Required work: Write the material out again exactly.

Input data:
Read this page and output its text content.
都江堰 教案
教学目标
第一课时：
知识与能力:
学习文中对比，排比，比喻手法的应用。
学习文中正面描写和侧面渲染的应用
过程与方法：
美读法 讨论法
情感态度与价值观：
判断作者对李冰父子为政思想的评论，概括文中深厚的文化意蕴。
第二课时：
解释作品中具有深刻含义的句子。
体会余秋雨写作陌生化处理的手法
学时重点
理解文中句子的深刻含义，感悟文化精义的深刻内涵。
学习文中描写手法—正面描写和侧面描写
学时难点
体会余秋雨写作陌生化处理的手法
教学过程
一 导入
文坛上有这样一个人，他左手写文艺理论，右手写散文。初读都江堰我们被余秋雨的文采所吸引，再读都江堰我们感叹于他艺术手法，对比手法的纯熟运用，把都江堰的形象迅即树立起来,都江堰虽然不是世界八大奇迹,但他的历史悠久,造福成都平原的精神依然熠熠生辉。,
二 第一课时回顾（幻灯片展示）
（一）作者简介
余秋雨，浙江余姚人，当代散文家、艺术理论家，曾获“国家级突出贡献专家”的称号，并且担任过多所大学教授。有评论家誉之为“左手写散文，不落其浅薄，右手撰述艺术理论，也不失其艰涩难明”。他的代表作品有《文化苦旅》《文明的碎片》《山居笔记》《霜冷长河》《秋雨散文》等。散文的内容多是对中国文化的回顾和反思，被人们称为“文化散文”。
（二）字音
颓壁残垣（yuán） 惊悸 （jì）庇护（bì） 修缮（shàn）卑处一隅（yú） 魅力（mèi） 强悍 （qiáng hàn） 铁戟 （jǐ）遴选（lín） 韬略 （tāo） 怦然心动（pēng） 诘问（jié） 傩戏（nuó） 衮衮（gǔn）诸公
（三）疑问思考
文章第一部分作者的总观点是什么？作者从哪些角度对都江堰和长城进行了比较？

Response for this exercise:
Read this page and output its text content.
都江堰 教案
教学目标
第一课时：
知识与能力:
学习文中对比，排比，比喻手法的应用。
学习文中正面描写和侧面渲染的应用
过程与方法：
美读法 讨论法
情感态度与价值观：
判断作者对李冰父子为政思想的评论，概括文中深厚的文化意蕴。
第二课时：
解释作品中具有深刻含义的句子。
体会余秋雨写作陌生化处理的手法
学时重点
理解文中句子的深刻含义，感悟文化精义的深刻内涵。
学习文中描写手法—正面描写和侧面描写
学时难点
体会余秋雨写作陌生化处理的手法
教学过程
一 导入
文坛上有这样一个人，他左手写文艺理论，右手写散文。初读都江堰我们被余秋雨的文采所吸引，再读都江堰我们感叹于他艺术手法，对比手法的纯熟运用，把都江堰的形象迅即树立起来,都江堰虽然不是世界八大奇迹,但他的历史悠久,造福成都平原的精神依然熠熠生辉。,
二 第一课时回顾（幻灯片展示）
（一）作者简介
余秋雨，浙江余姚人，当代散文家、艺术理论家，曾获“国家级突出贡献专家”的称号，并且担任过多所大学教授。有评论家誉之为“左手写散文，不落其浅薄，右手撰述艺术理论，也不失其艰涩难明”。他的代表作品有《文化苦旅》《文明的碎片》《山居笔记》《霜冷长河》《秋雨散文》等。散文的内容多是对中国文化的回顾和反思，被人们称为“文化散文”。
（二）字音
颓壁残垣（yuán） 惊悸 （jì）庇护（bì） 修缮（shàn）卑处一隅（yú） 魅力（mèi） 强悍 （qiáng hàn） 铁戟 （jǐ）遴选（lín） 韬略 （tāo） 怦然心动（pēng） 诘问（jié） 傩戏（nuó） 衮衮（gǔn）诸公
（三）疑问思考
文章第一部分作者的总观点是什么？作者从哪些角度对都江堰和长城进行了比较？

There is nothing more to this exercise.